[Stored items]
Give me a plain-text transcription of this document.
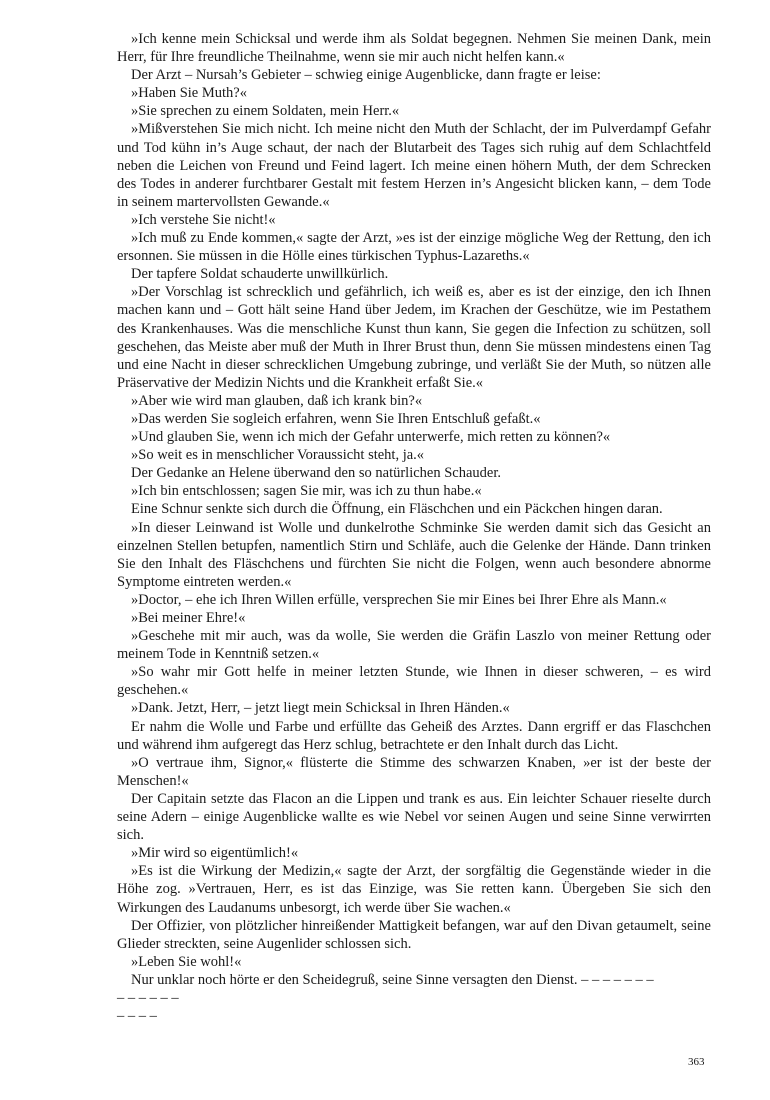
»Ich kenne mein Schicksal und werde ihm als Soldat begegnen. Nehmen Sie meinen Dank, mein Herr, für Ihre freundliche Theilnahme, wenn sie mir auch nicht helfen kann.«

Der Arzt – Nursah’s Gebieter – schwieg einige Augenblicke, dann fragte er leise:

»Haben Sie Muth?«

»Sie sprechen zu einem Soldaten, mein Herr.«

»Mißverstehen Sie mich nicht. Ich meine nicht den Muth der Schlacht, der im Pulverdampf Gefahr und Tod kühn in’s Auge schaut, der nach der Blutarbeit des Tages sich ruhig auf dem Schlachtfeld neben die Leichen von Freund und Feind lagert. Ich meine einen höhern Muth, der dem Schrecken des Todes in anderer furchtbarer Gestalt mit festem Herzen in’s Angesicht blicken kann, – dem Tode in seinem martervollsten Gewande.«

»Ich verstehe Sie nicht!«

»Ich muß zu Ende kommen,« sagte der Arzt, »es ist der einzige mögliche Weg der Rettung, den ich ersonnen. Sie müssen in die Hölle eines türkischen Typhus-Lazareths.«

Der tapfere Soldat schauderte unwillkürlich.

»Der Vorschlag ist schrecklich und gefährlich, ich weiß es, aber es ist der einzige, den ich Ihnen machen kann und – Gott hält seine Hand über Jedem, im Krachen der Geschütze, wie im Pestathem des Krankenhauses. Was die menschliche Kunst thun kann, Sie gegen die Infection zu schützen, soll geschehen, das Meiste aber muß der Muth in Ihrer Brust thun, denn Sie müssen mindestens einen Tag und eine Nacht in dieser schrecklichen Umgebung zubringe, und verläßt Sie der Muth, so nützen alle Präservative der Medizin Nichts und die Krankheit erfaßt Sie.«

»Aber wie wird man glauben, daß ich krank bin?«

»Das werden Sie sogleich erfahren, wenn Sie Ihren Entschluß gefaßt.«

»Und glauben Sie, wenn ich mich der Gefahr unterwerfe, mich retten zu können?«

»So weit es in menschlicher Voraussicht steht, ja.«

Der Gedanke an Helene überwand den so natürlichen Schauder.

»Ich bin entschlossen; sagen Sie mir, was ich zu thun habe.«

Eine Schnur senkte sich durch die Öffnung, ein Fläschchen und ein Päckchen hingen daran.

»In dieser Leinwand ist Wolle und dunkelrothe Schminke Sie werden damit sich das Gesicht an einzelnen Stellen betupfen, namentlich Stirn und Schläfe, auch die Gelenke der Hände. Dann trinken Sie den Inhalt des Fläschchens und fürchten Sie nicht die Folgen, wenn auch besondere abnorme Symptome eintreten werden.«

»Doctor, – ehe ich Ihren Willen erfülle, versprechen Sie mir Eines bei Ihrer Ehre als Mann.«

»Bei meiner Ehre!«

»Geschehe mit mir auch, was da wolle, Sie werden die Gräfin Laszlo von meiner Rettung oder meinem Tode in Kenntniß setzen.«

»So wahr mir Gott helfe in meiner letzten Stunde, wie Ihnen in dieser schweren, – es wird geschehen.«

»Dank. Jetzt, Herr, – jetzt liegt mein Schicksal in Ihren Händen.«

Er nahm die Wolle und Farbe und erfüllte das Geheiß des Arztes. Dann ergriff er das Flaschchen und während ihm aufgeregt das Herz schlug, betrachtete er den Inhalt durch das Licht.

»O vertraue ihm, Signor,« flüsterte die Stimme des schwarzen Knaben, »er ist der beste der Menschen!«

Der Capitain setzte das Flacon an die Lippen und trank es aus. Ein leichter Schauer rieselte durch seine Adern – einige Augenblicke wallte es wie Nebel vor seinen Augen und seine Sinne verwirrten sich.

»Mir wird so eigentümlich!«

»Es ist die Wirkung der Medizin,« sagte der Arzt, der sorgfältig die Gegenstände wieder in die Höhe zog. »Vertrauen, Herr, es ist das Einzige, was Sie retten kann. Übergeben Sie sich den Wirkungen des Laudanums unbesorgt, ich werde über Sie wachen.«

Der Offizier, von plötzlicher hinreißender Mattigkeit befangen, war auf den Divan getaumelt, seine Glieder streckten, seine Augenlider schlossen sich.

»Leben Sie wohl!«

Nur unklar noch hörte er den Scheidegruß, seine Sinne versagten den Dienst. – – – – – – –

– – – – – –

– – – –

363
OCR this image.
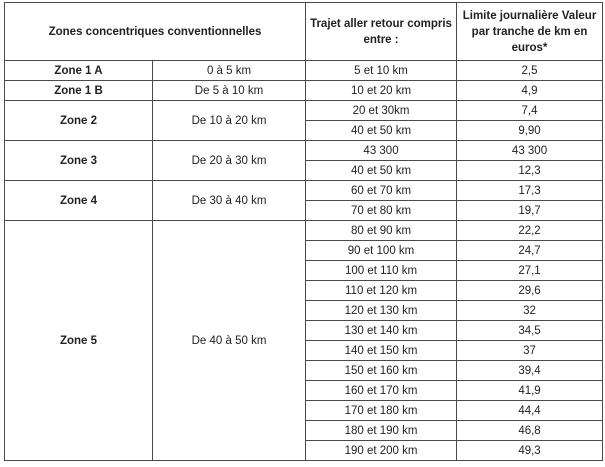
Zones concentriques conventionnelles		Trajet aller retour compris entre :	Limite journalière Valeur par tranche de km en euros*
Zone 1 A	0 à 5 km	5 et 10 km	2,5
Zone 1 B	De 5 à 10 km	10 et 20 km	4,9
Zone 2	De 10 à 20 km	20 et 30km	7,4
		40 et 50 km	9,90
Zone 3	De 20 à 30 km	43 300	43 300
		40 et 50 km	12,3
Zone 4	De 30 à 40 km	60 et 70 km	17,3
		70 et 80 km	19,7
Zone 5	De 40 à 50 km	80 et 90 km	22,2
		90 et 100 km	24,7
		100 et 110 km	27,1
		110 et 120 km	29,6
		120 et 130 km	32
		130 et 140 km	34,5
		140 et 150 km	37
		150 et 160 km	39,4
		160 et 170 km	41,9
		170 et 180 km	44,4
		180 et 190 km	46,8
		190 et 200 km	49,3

==

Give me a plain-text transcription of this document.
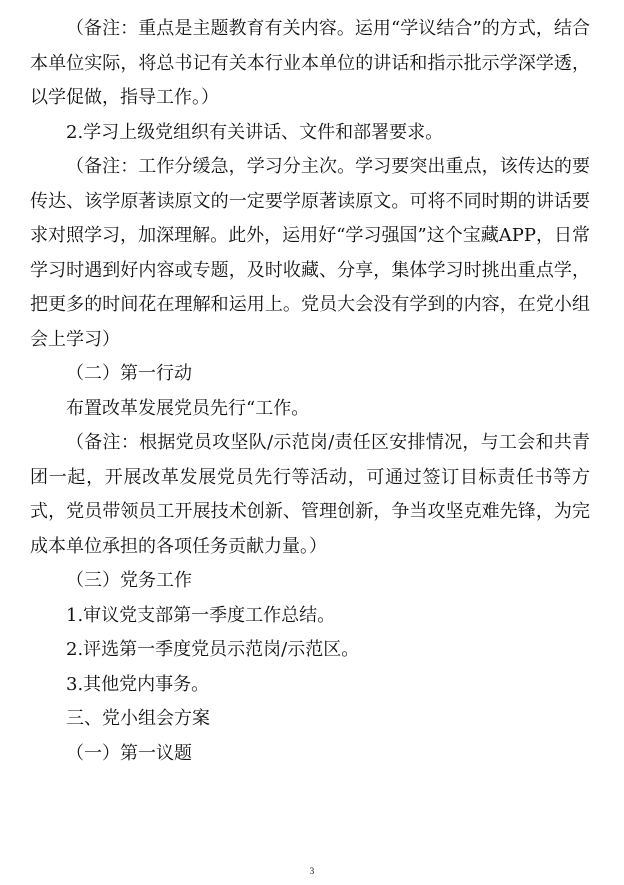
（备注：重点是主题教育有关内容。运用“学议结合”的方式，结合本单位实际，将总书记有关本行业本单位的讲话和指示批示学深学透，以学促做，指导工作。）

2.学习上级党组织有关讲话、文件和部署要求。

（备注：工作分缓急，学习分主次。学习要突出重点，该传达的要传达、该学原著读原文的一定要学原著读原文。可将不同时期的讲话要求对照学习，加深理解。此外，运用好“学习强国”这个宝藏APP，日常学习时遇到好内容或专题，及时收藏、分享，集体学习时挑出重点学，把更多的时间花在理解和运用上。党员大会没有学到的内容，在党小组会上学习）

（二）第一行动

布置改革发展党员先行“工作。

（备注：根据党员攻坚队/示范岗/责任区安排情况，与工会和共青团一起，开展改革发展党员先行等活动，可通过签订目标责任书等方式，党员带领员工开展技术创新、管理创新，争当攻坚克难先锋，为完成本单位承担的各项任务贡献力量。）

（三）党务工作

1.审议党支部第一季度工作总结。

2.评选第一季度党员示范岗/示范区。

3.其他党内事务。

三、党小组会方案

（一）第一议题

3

[WORK REQUIRED] Using the material above, gather every line that includes "retten".

[ANSWER]
»Und glauben Sie, wenn ich mich der Gefahr unterwerfe, mich retten zu können?«
»Es ist die Wirkung der Medizin,« sagte der Arzt, der sorgfältig die Gegenstände wieder in die Höhe zog. »Vertrauen, Herr, es ist das Einzige, was Sie retten kann. Übergeben Sie sich den Wirkungen des Laudanums unbesorgt, ich werde über Sie wachen.«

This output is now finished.